Repeat every item below word for word, leaving out the pictures.

Records
○ ○ ○

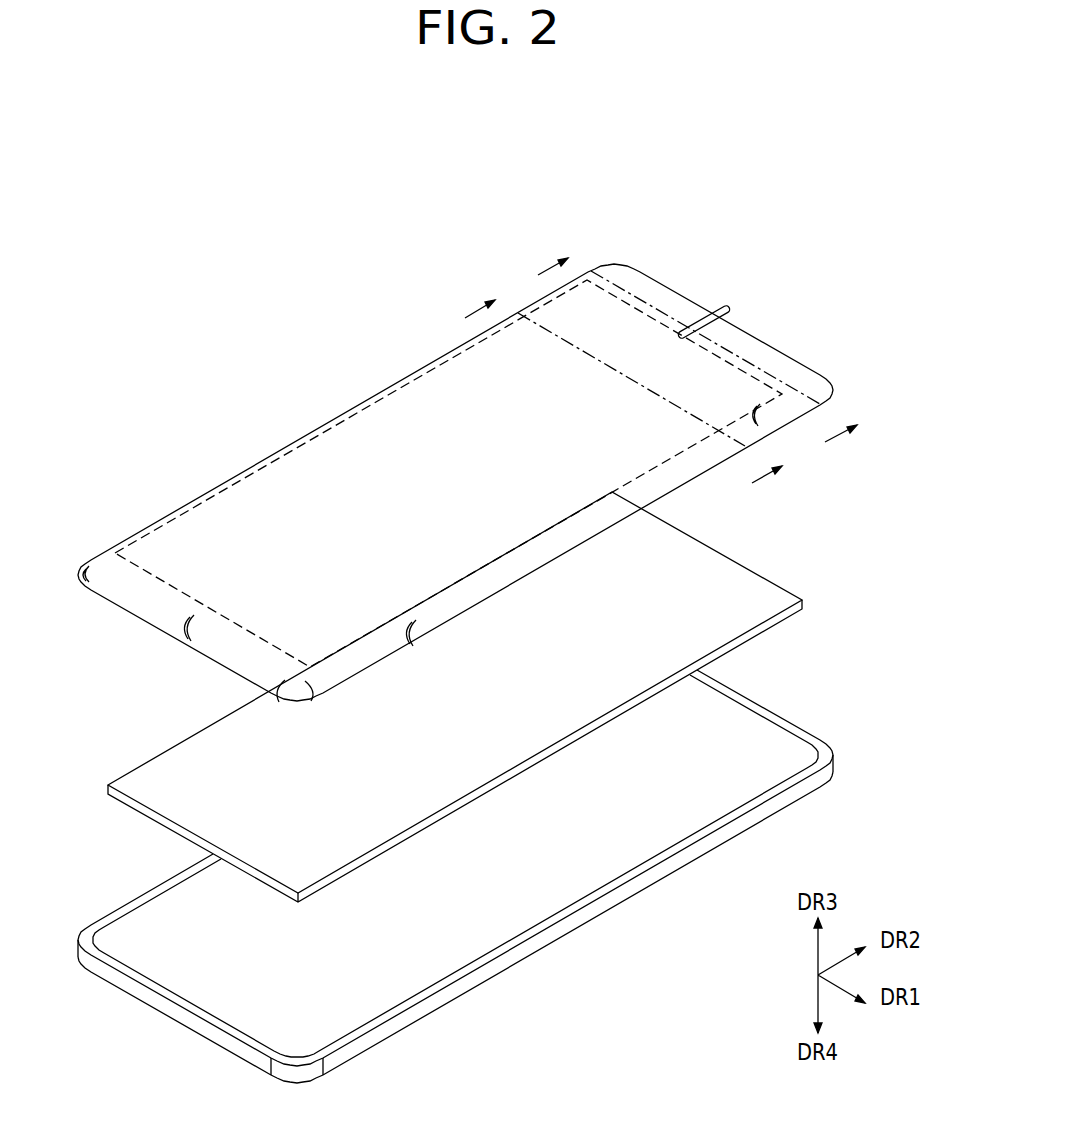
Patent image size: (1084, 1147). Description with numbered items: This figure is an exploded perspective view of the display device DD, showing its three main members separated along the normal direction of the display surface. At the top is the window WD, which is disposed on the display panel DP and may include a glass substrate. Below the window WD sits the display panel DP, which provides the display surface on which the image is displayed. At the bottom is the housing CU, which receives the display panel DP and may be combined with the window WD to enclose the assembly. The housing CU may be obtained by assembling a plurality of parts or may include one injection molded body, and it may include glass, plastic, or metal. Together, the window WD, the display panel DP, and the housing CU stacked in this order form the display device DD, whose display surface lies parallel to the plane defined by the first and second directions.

The display device DD is at (795, 226).
The window WD is at (834, 387).
The display panel DP is at (783, 603).
The housing CU is at (836, 773).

○ ○ ○

EXPECTED OUTPUT:
Patent image size: (1084, 1147). Description with numbered items: This figure is an exploded perspective view of the display device DD, showing its three main members separated along the normal direction of the display surface. At the top is the window WD, which is disposed on the display panel DP and may include a glass substrate. Below the window WD sits the display panel DP, which provides the display surface on which the image is displayed. At the bottom is the housing CU, which receives the display panel DP and may be combined with the window WD to enclose the assembly. The housing CU may be obtained by assembling a plurality of parts or may include one injection molded body, and it may include glass, plastic, or metal. Together, the window WD, the display panel DP, and the housing CU stacked in this order form the display device DD, whose display surface lies parallel to the plane defined by the first and second directions.

The display device DD is at (795, 226).
The window WD is at (834, 387).
The display panel DP is at (783, 603).
The housing CU is at (836, 773).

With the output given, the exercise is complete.